Material:

################

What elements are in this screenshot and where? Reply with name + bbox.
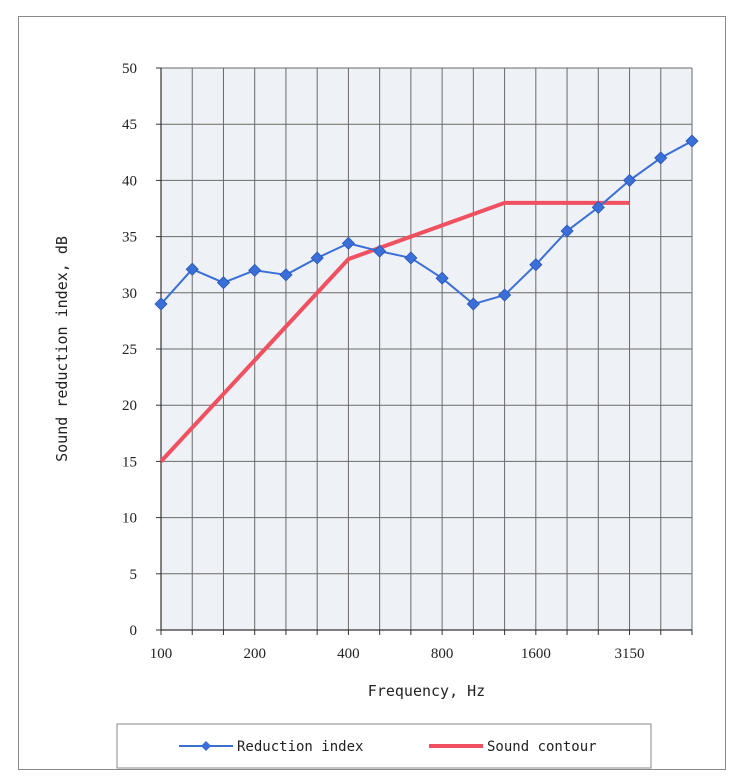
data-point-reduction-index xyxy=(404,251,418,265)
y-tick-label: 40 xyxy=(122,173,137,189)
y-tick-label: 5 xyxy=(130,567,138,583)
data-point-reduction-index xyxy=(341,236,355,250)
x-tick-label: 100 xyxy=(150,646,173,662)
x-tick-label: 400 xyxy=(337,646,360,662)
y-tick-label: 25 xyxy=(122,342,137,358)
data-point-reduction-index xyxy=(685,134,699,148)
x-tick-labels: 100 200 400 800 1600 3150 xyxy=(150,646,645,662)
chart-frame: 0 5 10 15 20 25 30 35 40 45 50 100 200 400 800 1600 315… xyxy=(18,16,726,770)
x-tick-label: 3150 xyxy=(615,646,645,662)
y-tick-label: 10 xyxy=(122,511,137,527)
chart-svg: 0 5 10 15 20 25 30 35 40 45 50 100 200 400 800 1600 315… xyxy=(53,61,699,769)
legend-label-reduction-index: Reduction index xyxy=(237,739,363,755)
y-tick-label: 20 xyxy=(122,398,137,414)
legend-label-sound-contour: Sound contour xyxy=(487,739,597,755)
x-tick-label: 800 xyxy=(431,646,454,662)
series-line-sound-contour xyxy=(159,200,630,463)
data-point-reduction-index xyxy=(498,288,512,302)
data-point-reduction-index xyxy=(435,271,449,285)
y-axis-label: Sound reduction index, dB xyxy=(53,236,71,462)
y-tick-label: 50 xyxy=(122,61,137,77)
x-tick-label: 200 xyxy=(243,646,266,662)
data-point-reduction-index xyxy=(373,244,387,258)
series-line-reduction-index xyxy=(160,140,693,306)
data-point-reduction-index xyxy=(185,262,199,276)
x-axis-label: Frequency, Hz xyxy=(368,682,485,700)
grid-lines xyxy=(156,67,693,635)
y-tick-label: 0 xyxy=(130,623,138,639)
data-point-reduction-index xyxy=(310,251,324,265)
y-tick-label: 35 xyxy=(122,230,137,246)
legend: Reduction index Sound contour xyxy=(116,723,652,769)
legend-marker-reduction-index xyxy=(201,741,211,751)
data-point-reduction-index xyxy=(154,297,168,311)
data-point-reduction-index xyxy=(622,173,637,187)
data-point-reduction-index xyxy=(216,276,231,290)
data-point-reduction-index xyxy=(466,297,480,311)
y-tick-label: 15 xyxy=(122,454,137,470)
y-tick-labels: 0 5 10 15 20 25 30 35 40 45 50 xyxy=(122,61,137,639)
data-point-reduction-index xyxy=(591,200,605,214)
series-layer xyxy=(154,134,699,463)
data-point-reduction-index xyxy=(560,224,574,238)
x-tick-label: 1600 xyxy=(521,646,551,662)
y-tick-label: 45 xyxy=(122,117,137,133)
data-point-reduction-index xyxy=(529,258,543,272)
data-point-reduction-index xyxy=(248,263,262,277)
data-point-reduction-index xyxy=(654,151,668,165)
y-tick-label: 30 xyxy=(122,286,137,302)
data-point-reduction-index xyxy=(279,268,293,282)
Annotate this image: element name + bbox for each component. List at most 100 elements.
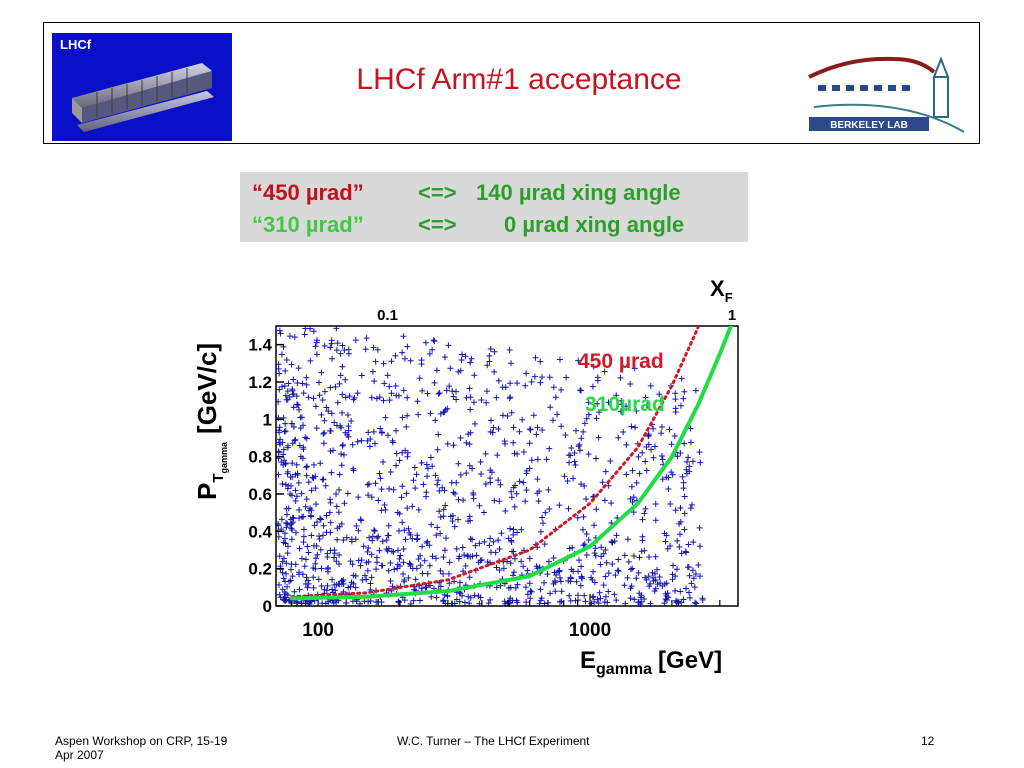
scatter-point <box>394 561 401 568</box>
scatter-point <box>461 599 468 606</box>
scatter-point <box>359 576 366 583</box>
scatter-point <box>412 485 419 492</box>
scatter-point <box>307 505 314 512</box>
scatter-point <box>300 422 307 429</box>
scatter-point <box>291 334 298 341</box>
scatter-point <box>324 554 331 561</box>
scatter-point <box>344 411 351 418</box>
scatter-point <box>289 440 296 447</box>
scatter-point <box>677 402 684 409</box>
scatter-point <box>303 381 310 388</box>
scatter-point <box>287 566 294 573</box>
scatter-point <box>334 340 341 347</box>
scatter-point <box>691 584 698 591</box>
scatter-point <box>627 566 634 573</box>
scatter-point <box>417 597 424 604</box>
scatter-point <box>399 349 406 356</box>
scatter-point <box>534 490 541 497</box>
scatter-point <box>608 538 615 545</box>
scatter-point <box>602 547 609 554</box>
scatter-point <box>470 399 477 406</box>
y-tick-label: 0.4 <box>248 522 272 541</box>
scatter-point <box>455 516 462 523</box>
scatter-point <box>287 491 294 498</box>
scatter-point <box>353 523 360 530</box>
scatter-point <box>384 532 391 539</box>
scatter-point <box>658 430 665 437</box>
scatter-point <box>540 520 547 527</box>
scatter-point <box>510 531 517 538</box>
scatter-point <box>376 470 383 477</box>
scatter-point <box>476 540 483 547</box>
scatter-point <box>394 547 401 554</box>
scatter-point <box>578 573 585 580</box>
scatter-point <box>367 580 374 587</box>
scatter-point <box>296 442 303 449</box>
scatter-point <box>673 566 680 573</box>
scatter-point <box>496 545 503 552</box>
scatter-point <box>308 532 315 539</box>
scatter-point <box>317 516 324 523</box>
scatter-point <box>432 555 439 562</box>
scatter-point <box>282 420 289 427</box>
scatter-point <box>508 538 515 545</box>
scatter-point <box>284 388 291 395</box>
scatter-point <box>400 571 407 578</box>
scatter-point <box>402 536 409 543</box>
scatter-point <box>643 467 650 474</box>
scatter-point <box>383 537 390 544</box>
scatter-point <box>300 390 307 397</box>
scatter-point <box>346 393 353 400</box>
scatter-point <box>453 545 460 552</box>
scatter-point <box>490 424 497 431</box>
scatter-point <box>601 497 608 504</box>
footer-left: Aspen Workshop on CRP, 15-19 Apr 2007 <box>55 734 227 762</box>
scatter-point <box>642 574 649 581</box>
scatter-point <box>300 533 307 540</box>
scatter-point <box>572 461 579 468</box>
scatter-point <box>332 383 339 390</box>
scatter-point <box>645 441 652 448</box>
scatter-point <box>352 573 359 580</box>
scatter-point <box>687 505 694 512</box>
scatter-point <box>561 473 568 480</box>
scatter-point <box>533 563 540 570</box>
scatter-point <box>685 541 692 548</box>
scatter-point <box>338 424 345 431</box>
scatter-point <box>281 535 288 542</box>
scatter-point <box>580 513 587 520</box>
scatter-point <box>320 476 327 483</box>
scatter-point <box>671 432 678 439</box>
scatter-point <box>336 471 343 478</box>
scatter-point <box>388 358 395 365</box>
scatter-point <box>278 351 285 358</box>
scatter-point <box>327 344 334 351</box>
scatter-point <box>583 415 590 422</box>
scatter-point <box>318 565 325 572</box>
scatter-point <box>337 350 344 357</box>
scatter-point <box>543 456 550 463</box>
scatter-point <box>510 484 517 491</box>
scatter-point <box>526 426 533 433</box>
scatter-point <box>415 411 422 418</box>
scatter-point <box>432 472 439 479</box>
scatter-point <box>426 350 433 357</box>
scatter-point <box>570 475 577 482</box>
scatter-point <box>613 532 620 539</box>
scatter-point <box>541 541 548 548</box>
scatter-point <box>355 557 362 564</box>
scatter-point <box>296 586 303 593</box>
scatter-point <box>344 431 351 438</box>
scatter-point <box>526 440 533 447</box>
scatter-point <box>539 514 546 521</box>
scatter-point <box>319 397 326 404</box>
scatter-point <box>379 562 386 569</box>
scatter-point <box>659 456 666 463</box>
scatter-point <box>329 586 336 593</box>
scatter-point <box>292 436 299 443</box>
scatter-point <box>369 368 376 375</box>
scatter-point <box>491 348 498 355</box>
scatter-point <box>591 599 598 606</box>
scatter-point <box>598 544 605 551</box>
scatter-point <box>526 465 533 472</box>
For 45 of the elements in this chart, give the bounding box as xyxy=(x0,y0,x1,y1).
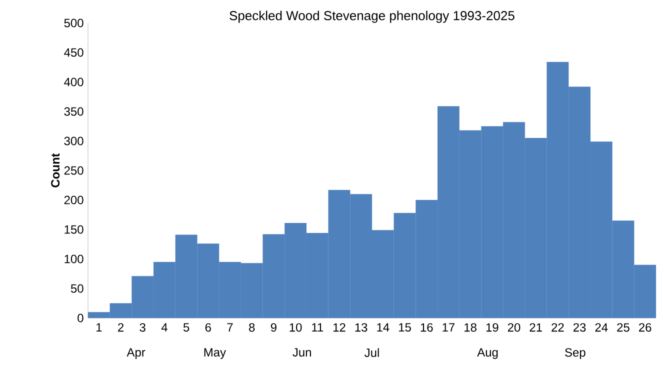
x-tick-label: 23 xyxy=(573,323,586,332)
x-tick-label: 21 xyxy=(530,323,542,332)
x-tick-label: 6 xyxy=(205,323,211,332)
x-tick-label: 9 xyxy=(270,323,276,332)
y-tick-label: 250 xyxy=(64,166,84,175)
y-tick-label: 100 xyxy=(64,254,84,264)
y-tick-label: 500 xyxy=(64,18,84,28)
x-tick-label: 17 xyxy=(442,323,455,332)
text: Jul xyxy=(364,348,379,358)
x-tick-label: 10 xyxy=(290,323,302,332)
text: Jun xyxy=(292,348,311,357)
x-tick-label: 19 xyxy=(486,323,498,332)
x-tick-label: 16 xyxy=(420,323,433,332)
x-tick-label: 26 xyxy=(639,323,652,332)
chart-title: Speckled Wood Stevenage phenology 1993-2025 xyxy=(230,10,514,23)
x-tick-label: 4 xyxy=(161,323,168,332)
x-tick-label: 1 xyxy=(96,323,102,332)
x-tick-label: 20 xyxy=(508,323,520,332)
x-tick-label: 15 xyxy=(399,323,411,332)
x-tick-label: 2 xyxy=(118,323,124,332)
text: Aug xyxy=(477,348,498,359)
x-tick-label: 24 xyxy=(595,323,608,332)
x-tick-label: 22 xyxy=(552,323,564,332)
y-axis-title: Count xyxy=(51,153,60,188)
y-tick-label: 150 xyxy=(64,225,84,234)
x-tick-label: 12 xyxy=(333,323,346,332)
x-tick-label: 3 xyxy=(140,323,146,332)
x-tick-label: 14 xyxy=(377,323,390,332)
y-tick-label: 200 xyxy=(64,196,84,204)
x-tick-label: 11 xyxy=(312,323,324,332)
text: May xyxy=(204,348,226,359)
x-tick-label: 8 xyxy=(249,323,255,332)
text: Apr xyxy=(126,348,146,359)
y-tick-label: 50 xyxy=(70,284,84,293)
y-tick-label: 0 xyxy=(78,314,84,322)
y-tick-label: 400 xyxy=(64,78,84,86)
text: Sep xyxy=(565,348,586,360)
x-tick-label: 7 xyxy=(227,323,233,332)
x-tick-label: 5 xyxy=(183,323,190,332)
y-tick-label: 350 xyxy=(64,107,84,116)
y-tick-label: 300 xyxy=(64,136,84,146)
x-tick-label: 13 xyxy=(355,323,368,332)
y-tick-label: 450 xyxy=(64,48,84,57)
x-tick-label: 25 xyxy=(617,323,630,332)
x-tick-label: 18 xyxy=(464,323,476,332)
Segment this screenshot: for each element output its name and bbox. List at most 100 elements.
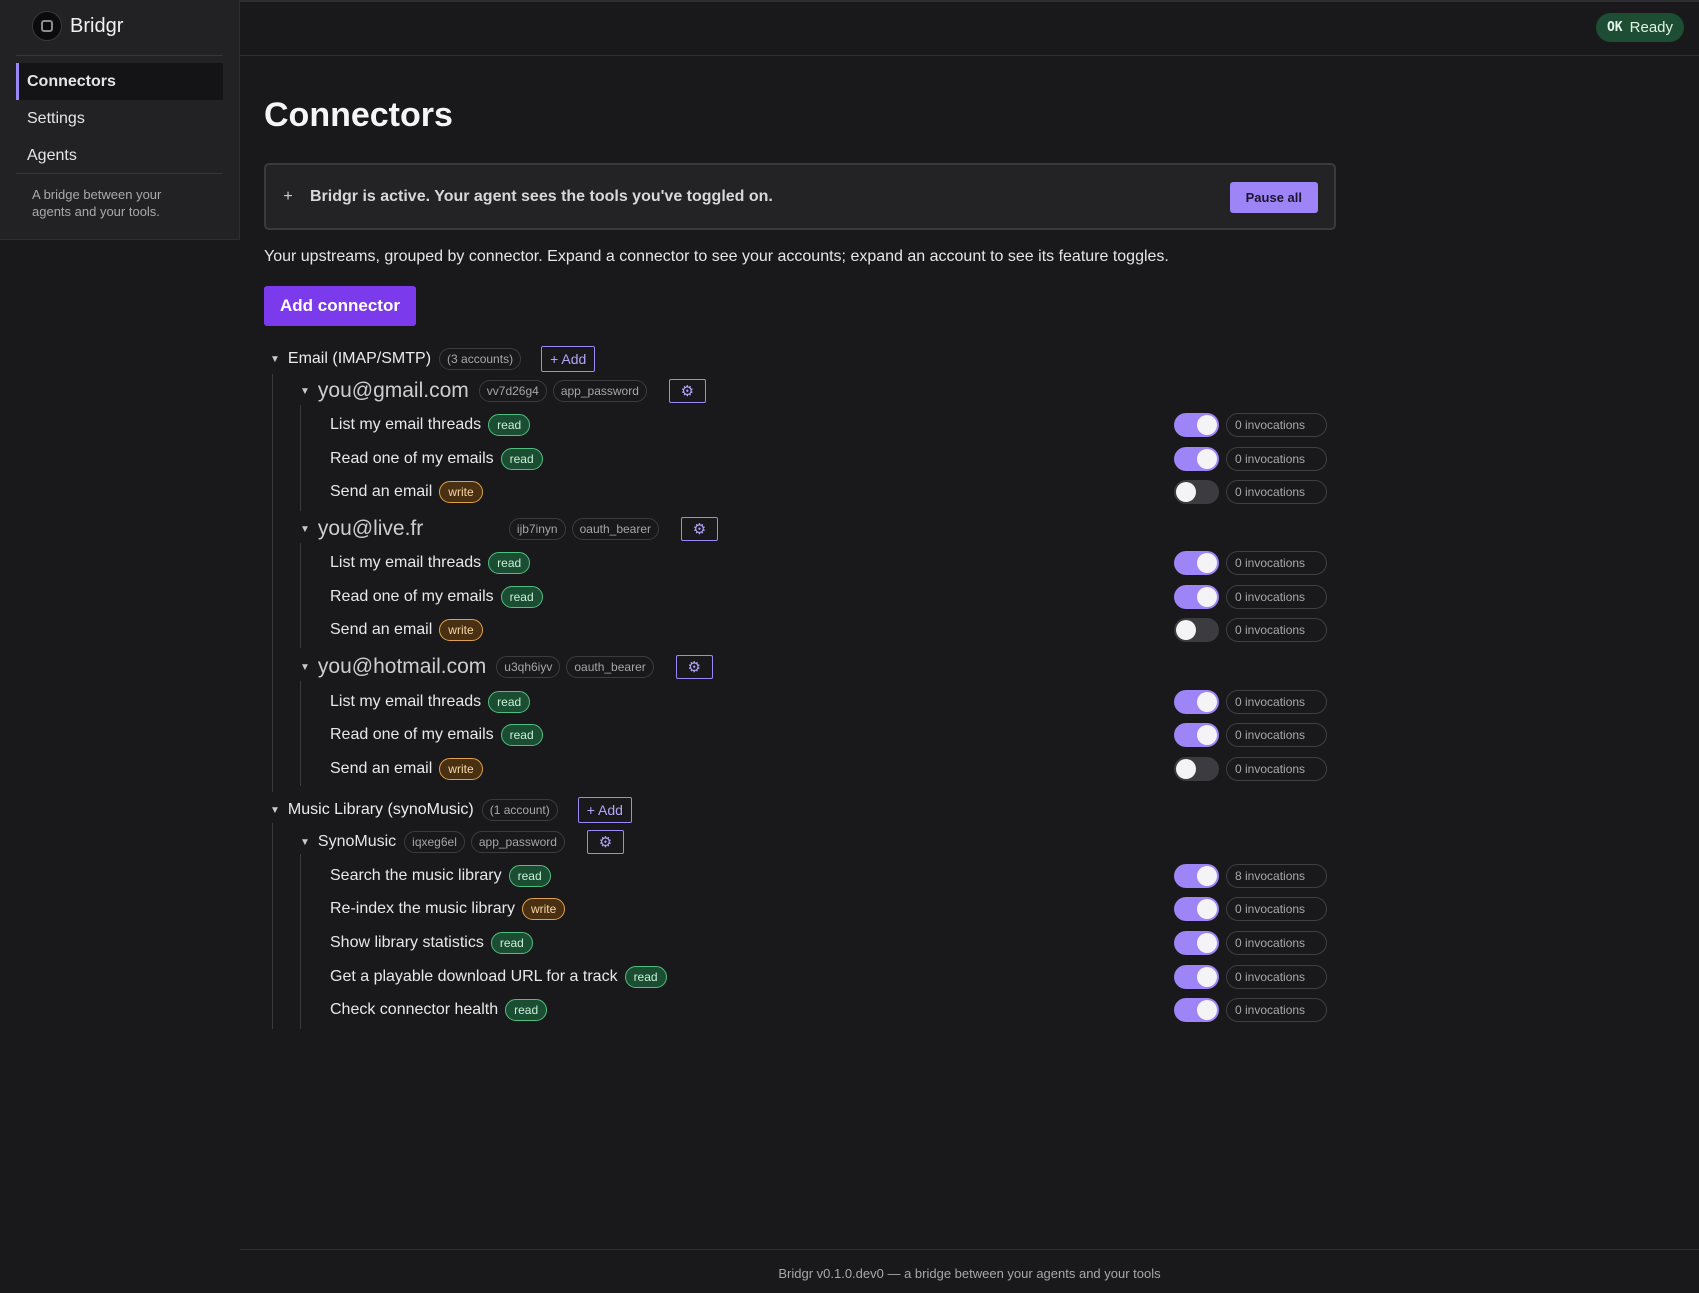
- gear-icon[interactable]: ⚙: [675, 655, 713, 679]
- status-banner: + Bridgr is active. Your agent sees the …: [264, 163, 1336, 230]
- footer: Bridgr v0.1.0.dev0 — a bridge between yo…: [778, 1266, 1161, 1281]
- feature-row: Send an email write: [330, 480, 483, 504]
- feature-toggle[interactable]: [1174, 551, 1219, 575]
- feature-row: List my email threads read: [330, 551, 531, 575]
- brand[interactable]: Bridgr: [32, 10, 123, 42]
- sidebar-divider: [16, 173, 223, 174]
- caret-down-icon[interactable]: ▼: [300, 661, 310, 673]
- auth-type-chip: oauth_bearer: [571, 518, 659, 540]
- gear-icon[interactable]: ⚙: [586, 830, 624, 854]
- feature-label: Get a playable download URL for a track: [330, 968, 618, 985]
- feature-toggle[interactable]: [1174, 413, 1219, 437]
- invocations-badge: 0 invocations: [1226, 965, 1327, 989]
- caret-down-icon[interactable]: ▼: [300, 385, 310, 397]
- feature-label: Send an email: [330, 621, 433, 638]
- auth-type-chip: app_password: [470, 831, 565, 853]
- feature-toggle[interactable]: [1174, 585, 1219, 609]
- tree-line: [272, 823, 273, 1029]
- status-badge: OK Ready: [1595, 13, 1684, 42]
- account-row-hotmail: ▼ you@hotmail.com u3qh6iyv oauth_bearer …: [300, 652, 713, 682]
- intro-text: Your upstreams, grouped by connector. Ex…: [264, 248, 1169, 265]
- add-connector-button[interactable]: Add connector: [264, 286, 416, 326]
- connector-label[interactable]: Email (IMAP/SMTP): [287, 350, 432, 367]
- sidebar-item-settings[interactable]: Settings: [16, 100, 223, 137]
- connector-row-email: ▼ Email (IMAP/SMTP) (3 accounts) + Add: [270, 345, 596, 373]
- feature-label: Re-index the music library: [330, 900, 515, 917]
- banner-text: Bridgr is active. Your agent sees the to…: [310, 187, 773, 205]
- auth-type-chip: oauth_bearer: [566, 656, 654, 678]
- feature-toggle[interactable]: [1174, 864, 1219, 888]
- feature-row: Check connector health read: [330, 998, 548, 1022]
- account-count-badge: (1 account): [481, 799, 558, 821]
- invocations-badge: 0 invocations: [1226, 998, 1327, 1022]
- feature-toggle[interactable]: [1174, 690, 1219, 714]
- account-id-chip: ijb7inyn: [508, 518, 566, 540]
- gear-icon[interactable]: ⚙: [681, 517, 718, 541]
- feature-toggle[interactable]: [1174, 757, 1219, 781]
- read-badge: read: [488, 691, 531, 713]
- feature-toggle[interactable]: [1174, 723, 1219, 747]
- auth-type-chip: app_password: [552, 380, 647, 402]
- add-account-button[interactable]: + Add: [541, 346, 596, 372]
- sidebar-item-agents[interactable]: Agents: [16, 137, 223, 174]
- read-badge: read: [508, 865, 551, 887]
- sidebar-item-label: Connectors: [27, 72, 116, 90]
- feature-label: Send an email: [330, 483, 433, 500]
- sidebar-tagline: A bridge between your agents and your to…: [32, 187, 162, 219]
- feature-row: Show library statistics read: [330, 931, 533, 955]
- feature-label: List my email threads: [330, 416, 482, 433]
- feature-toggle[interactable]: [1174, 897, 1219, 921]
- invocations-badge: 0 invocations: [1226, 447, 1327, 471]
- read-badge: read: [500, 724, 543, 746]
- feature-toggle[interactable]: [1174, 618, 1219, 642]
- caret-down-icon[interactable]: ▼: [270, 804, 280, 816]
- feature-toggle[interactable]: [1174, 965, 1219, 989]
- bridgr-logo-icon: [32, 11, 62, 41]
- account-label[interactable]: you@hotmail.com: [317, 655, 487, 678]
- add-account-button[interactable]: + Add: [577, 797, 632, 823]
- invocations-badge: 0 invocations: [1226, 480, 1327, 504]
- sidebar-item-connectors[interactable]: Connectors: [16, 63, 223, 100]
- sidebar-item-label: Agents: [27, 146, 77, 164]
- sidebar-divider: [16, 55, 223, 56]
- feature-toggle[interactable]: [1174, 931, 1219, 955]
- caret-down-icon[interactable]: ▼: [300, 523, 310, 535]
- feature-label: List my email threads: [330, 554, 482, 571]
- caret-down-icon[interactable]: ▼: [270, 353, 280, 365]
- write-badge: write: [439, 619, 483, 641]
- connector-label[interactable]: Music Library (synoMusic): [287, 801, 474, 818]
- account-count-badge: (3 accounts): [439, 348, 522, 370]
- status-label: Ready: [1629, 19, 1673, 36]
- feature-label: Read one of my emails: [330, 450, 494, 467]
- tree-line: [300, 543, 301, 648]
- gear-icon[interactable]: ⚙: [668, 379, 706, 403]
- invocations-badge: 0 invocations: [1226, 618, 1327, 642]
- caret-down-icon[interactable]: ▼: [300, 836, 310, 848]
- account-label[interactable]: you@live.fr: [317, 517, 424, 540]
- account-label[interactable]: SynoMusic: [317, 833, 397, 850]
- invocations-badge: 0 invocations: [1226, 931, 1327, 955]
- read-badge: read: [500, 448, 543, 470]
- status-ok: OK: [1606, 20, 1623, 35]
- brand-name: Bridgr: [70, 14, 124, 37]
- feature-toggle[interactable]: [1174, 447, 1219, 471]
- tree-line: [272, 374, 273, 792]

################

Exercise:
Please convert the entries from the line containing "- gear-icon[interactable]: ⚙: [675, 655, 713, 679]" up to and including the line containing "- feature-label: Get" into a Markdown table with two columns, Row and Line, numbering each row and leaving out blank lines.

Reply:
| Row | Line |
|---|---|
| 1 | - gear-icon[interactable]: ⚙: [675, 655, 713, 679] |
| 2 | - status-banner: + Bridgr is active. Your agent sees the …: [264, 163, 1336, 230] |
| 3 | - footer: Bridgr v0.1.0.dev0 — a bridge between yo…: [778, 1266, 1161, 1281] |
| 4 | - feature-row: Send an email write: [330, 480, 483, 504] |
| 5 | - feature-toggle[interactable]: [1174, 551, 1219, 575] |
| 6 | - feature-row: List my email threads read: [330, 551, 531, 575] |
| 7 | - brand[interactable]: Bridgr: [32, 10, 123, 42] |
| 8 | - sidebar-divider: [16, 173, 223, 174] |
| 9 | - caret-down-icon[interactable]: ▼: [300, 661, 310, 673] |
| 10 | - auth-type-chip: oauth_bearer: [571, 518, 659, 540] |
| 11 | - gear-icon[interactable]: ⚙: [586, 830, 624, 854] |
| 12 | - feature-label: Get a playable download URL for a track: [330, 968, 618, 985] |